* WORK REQUIRED *
Word for word, copy all the data and drop the pictures.

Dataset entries
+ + +
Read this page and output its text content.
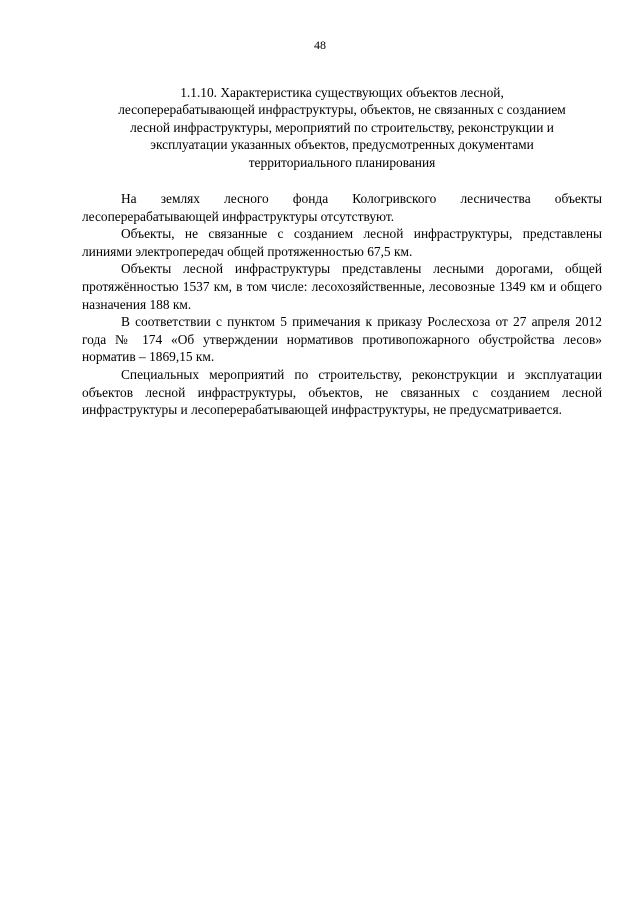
48
1.1.10. Характеристика существующих объектов лесной,
лесоперерабатывающей инфраструктуры, объектов, не связанных с созданием
лесной инфраструктуры, мероприятий по строительству, реконструкции и
эксплуатации указанных объектов, предусмотренных документами
территориального планирования

На землях лесного фонда Кологривского лесничества объекты лесоперерабатывающей инфраструктуры отсутствуют.

Объекты, не связанные с созданием лесной инфраструктуры, представлены линиями электропередач общей протяженностью 67,5 км.

Объекты лесной инфраструктуры представлены лесными дорогами, общей протяжённостью 1537 км, в том числе: лесохозяйственные, лесовозные 1349 км и общего назначения 188 км.

В соответствии с пунктом 5 примечания к приказу Рослесхоза от 27 апреля 2012 года № 174 «Об утверждении нормативов противопожарного обустройства лесов» норматив – 1869,15 км.

Специальных мероприятий по строительству, реконструкции и эксплуатации объектов лесной инфраструктуры, объектов, не связанных с созданием лесной инфраструктуры и лесоперерабатывающей инфраструктуры, не предусматривается.
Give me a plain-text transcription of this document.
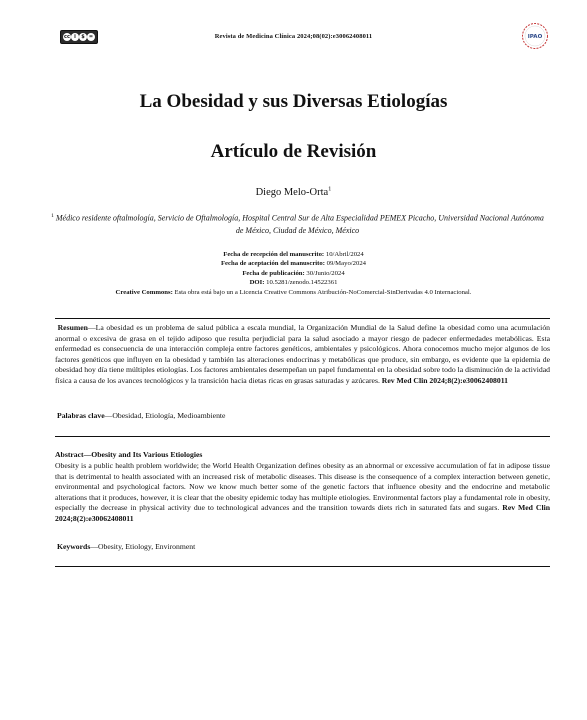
cc i	$ =	Revista de Medicina Clínica 2024;08(02):e30062408011	IPAO
La Obesidad y sus Diversas Etiologías
Artículo de Revisión
Diego Melo-Orta$^1$
$^1$ Médico residente oftalmología, Servicio de Oftalmología, Hospital Central Sur de Alta Especialidad PEMEX Picacho, Universidad Nacional Autónoma de México, Ciudad de México, México
Fecha de recepción del manuscrito: 10/Abril/2024
Fecha de aceptación del manuscrito: 09/Mayo/2024
Fecha de publicación: 30/Junio/2024
DOI: 10.5281/zenodo.14522361
Creative Commons: Esta obra está bajo un a Licencia Creative Commons Atribución-NoComercial-SinDerivadas 4.0 Internacional.
Resumen—La obesidad es un problema de salud pública a escala mundial, la Organización Mundial de la Salud define la obesidad como una acumulación anormal o excesiva de grasa en el tejido adiposo que resulta perjudicial para la salud asociado a mayor riesgo de padecer enfermedades metabólicas. Esta enfermedad es consecuencia de una interacción compleja entre factores genéticos, ambientales y psicológicos. Ahora conocemos mucho mejor algunos de los factores genéticos que influyen en la obesidad y también las alteraciones endocrinas y metabólicas que produce, sin embargo, es evidente que la epidemia de obesidad hoy día tiene múltiples etiologías. Los factores ambientales desempeñan un papel fundamental en la obesidad sobre todo la disminución de la actividad física a causa de los avances tecnológicos y la transición hacia dietas ricas en grasas saturadas y azúcares. Rev Med Clin 2024;8(2):e30062408011
Palabras clave—Obesidad, Etiología, Medioambiente
Abstract—Obesity and Its Various Etiologies
Obesity is a public health problem worldwide; the World Health Organization defines obesity as an abnormal or excessive accumulation of fat in adipose tissue that is detrimental to health associated with an increased risk of metabolic diseases. This disease is the consequence of a complex interaction between genetic, environmental and psychological factors. Now we know much better some of the genetic factors that influence obesity and the endocrine and metabolic alterations that it produces, however, it is clear that the obesity epidemic today has multiple etiologies. Environmental factors play a fundamental role in obesity, especially the decrease in physical activity due to technological advances and the transition towards diets rich in saturated fats and sugars. Rev Med Clin 2024;8(2):e30062408011
Keywords—Obesity, Etiology, Environment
+ + +
* TASK ANSWER *
Read this page and output its text content.
48
1.1.10. Характеристика существующих объектов лесной,
лесоперерабатывающей инфраструктуры, объектов, не связанных с созданием
лесной инфраструктуры, мероприятий по строительству, реконструкции и
эксплуатации указанных объектов, предусмотренных документами
территориального планирования

На землях лесного фонда Кологривского лесничества объекты лесоперерабатывающей инфраструктуры отсутствуют.

Объекты, не связанные с созданием лесной инфраструктуры, представлены линиями электропередач общей протяженностью 67,5 км.

Объекты лесной инфраструктуры представлены лесными дорогами, общей протяжённостью 1537 км, в том числе: лесохозяйственные, лесовозные 1349 км и общего назначения 188 км.

В соответствии с пунктом 5 примечания к приказу Рослесхоза от 27 апреля 2012 года № 174 «Об утверждении нормативов противопожарного обустройства лесов» норматив – 1869,15 км.

Специальных мероприятий по строительству, реконструкции и эксплуатации объектов лесной инфраструктуры, объектов, не связанных с созданием лесной инфраструктуры и лесоперерабатывающей инфраструктуры, не предусматривается.
Give me a plain-text transcription of this document.
cc i	$ =	Revista de Medicina Clínica 2024;08(02):e30062408011	IPAO
La Obesidad y sus Diversas Etiologías
Artículo de Revisión
Diego Melo-Orta$^1$
$^1$ Médico residente oftalmología, Servicio de Oftalmología, Hospital Central Sur de Alta Especialidad PEMEX Picacho, Universidad Nacional Autónoma de México, Ciudad de México, México
Fecha de recepción del manuscrito: 10/Abril/2024
Fecha de aceptación del manuscrito: 09/Mayo/2024
Fecha de publicación: 30/Junio/2024
DOI: 10.5281/zenodo.14522361
Creative Commons: Esta obra está bajo un a Licencia Creative Commons Atribución-NoComercial-SinDerivadas 4.0 Internacional.
Resumen—La obesidad es un problema de salud pública a escala mundial, la Organización Mundial de la Salud define la obesidad como una acumulación anormal o excesiva de grasa en el tejido adiposo que resulta perjudicial para la salud asociado a mayor riesgo de padecer enfermedades metabólicas. Esta enfermedad es consecuencia de una interacción compleja entre factores genéticos, ambientales y psicológicos. Ahora conocemos mucho mejor algunos de los factores genéticos que influyen en la obesidad y también las alteraciones endocrinas y metabólicas que produce, sin embargo, es evidente que la epidemia de obesidad hoy día tiene múltiples etiologías. Los factores ambientales desempeñan un papel fundamental en la obesidad sobre todo la disminución de la actividad física a causa de los avances tecnológicos y la transición hacia dietas ricas en grasas saturadas y azúcares. Rev Med Clin 2024;8(2):e30062408011
Palabras clave—Obesidad, Etiología, Medioambiente
Abstract—Obesity and Its Various Etiologies
Obesity is a public health problem worldwide; the World Health Organization defines obesity as an abnormal or excessive accumulation of fat in adipose tissue that is detrimental to health associated with an increased risk of metabolic diseases. This disease is the consequence of a complex interaction between genetic, environmental and psychological factors. Now we know much better some of the genetic factors that influence obesity and the endocrine and metabolic alterations that it produces, however, it is clear that the obesity epidemic today has multiple etiologies. Environmental factors play a fundamental role in obesity, especially the decrease in physical activity due to technological advances and the transition towards diets rich in saturated fats and sugars. Rev Med Clin 2024;8(2):e30062408011
Keywords—Obesity, Etiology, Environment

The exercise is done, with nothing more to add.